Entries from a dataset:
..............................
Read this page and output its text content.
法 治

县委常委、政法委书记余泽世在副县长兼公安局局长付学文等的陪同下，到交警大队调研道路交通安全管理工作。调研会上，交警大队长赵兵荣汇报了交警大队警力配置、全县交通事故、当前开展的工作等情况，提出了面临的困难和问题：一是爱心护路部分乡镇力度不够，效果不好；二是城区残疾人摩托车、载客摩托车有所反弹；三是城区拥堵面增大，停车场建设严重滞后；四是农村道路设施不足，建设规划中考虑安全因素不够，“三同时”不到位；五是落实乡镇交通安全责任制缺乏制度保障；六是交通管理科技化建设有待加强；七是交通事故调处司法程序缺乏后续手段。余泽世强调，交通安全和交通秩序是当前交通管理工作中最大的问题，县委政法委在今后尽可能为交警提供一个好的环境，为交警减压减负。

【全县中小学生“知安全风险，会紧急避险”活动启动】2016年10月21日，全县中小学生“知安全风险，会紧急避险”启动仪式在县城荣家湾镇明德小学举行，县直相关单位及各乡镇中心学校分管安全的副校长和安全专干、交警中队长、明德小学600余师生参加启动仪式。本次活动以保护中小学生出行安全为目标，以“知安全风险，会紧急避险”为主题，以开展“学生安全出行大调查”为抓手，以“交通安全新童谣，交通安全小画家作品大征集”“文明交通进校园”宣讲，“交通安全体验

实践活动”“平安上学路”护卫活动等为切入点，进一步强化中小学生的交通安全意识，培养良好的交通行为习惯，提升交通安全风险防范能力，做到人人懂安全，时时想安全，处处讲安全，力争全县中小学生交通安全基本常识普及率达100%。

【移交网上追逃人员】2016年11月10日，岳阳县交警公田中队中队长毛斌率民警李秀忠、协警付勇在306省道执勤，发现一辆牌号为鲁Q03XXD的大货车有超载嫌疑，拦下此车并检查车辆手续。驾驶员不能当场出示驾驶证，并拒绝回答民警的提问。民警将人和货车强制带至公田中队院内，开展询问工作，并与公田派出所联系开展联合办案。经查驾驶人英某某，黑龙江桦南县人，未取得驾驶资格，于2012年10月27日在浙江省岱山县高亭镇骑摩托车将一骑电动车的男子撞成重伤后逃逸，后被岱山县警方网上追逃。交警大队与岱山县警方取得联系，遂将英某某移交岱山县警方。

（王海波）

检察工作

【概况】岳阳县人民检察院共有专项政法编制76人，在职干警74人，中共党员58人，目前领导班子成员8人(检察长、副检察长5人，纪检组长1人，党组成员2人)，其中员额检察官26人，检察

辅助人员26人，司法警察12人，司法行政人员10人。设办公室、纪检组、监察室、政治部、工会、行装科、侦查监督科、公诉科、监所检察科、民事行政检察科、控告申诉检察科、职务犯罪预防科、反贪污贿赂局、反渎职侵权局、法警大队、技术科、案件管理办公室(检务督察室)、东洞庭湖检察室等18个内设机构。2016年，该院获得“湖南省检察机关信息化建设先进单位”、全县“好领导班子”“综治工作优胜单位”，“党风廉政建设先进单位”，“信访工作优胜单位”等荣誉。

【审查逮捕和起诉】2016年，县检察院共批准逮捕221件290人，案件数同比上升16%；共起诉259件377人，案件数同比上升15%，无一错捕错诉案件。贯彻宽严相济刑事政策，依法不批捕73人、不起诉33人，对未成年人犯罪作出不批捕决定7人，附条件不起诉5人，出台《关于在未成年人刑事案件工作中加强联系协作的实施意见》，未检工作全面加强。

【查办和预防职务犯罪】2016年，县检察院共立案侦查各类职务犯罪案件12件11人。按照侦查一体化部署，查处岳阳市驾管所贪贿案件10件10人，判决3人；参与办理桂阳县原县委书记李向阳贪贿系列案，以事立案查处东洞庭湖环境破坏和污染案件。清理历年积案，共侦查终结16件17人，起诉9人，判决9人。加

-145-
..............................
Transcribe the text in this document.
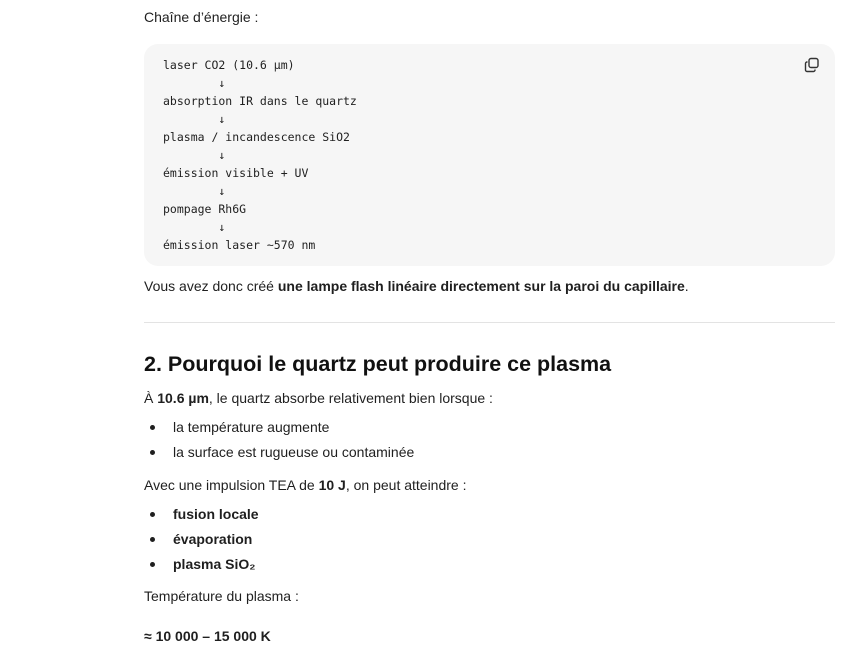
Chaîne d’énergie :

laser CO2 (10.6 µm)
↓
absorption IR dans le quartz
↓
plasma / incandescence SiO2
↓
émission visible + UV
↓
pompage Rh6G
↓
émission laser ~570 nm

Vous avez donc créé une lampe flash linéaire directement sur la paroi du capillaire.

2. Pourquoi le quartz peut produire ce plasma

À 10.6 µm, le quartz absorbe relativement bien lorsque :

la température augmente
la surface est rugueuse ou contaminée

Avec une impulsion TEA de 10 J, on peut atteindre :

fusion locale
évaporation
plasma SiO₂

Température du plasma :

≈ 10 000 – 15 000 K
..............................
**The problem**.
Read the entries and show each line that mentions "plasma".

**Answer to the task**.
plasma / incandescence SiO2
2. Pourquoi le quartz peut produire ce plasma
plasma SiO₂
Température du plasma :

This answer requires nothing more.